[WRITTEN TASK]
Write out all of the lines below, exactly and completely.

[PROVIDED RECORDS]
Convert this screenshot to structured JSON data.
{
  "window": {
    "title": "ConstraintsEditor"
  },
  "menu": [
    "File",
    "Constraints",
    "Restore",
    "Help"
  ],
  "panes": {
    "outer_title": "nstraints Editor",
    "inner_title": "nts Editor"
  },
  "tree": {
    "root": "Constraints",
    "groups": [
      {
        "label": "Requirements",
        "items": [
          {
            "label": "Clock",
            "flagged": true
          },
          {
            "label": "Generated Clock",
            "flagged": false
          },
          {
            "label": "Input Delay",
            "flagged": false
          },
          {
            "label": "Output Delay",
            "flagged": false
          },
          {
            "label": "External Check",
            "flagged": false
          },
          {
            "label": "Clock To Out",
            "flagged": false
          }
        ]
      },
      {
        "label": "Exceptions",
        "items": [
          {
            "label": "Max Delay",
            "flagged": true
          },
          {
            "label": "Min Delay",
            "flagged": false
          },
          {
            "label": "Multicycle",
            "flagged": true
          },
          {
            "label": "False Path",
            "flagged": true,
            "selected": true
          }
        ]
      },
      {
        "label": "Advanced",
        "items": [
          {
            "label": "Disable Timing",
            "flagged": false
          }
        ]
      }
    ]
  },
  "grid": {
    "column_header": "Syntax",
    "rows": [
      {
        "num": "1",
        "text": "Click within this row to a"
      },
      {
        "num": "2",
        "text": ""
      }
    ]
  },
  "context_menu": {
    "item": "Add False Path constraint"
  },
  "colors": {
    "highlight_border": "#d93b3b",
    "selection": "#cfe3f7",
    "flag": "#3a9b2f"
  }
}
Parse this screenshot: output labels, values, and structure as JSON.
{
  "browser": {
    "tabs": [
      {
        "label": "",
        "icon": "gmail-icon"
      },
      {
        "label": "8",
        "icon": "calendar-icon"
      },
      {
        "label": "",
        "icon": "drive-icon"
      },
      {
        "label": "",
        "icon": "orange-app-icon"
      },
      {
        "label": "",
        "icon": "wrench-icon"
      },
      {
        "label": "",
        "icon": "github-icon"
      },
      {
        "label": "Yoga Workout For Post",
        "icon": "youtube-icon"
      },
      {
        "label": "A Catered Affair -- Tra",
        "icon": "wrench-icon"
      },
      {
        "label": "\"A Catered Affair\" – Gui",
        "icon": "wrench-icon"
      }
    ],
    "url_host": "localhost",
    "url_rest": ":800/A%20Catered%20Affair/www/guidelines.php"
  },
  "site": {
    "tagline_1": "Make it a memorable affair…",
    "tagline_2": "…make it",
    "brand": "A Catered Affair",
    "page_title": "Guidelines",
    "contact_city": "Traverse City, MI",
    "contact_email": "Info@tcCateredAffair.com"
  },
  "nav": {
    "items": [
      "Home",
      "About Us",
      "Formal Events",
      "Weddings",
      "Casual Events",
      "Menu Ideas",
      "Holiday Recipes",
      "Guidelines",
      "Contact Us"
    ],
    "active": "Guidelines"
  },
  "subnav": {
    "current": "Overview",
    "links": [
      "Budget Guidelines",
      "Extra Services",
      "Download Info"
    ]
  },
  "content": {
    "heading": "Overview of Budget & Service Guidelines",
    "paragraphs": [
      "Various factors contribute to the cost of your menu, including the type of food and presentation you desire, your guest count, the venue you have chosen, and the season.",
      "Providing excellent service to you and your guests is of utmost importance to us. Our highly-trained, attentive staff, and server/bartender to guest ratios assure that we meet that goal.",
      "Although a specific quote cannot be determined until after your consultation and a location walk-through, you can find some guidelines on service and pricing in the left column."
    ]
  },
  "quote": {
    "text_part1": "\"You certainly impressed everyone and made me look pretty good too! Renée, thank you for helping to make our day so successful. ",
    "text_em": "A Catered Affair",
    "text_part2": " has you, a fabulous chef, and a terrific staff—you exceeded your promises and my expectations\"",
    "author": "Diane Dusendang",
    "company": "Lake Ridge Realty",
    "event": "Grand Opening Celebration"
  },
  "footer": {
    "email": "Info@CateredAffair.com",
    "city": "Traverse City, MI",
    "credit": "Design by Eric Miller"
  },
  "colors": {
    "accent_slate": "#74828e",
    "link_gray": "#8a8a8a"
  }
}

[FULL SOLUTION]
Convert this screenshot to structured JSON data.
{
  "window": {
    "title": "ConstraintsEditor"
  },
  "menu": [
    "File",
    "Constraints",
    "Restore",
    "Help"
  ],
  "panes": {
    "outer_title": "nstraints Editor",
    "inner_title": "nts Editor"
  },
  "tree": {
    "root": "Constraints",
    "groups": [
      {
        "label": "Requirements",
        "items": [
          {
            "label": "Clock",
            "flagged": true
          },
          {
            "label": "Generated Clock",
            "flagged": false
          },
          {
            "label": "Input Delay",
            "flagged": false
          },
          {
            "label": "Output Delay",
            "flagged": false
          },
          {
            "label": "External Check",
            "flagged": false
          },
          {
            "label": "Clock To Out",
            "flagged": false
          }
        ]
      },
      {
        "label": "Exceptions",
        "items": [
          {
            "label": "Max Delay",
            "flagged": true
          },
          {
            "label": "Min Delay",
            "flagged": false
          },
          {
            "label": "Multicycle",
            "flagged": true
          },
          {
            "label": "False Path",
            "flagged": true,
            "selected": true
          }
        ]
      },
      {
        "label": "Advanced",
        "items": [
          {
            "label": "Disable Timing",
            "flagged": false
          }
        ]
      }
    ]
  },
  "grid": {
    "column_header": "Syntax",
    "rows": [
      {
        "num": "1",
        "text": "Click within this row to a"
      },
      {
        "num": "2",
        "text": ""
      }
    ]
  },
  "context_menu": {
    "item": "Add False Path constraint"
  },
  "colors": {
    "highlight_border": "#d93b3b",
    "selection": "#cfe3f7",
    "flag": "#3a9b2f"
  }
}
Parse this screenshot: output labels, values, and structure as JSON.
{
  "browser": {
    "tabs": [
      {
        "label": "",
        "icon": "gmail-icon"
      },
      {
        "label": "8",
        "icon": "calendar-icon"
      },
      {
        "label": "",
        "icon": "drive-icon"
      },
      {
        "label": "",
        "icon": "orange-app-icon"
      },
      {
        "label": "",
        "icon": "wrench-icon"
      },
      {
        "label": "",
        "icon": "github-icon"
      },
      {
        "label": "Yoga Workout For Post",
        "icon": "youtube-icon"
      },
      {
        "label": "A Catered Affair -- Tra",
        "icon": "wrench-icon"
      },
      {
        "label": "\"A Catered Affair\" – Gui",
        "icon": "wrench-icon"
      }
    ],
    "url_host": "localhost",
    "url_rest": ":800/A%20Catered%20Affair/www/guidelines.php"
  },
  "site": {
    "tagline_1": "Make it a memorable affair…",
    "tagline_2": "…make it",
    "brand": "A Catered Affair",
    "page_title": "Guidelines",
    "contact_city": "Traverse City, MI",
    "contact_email": "Info@tcCateredAffair.com"
  },
  "nav": {
    "items": [
      "Home",
      "About Us",
      "Formal Events",
      "Weddings",
      "Casual Events",
      "Menu Ideas",
      "Holiday Recipes",
      "Guidelines",
      "Contact Us"
    ],
    "active": "Guidelines"
  },
  "subnav": {
    "current": "Overview",
    "links": [
      "Budget Guidelines",
      "Extra Services",
      "Download Info"
    ]
  },
  "content": {
    "heading": "Overview of Budget & Service Guidelines",
    "paragraphs": [
      "Various factors contribute to the cost of your menu, including the type of food and presentation you desire, your guest count, the venue you have chosen, and the season.",
      "Providing excellent service to you and your guests is of utmost importance to us. Our highly-trained, attentive staff, and server/bartender to guest ratios assure that we meet that goal.",
      "Although a specific quote cannot be determined until after your consultation and a location walk-through, you can find some guidelines on service and pricing in the left column."
    ]
  },
  "quote": {
    "text_part1": "\"You certainly impressed everyone and made me look pretty good too! Renée, thank you for helping to make our day so successful. ",
    "text_em": "A Catered Affair",
    "text_part2": " has you, a fabulous chef, and a terrific staff—you exceeded your promises and my expectations\"",
    "author": "Diane Dusendang",
    "company": "Lake Ridge Realty",
    "event": "Grand Opening Celebration"
  },
  "footer": {
    "email": "Info@CateredAffair.com",
    "city": "Traverse City, MI",
    "credit": "Design by Eric Miller"
  },
  "colors": {
    "accent_slate": "#74828e",
    "link_gray": "#8a8a8a"
  }
}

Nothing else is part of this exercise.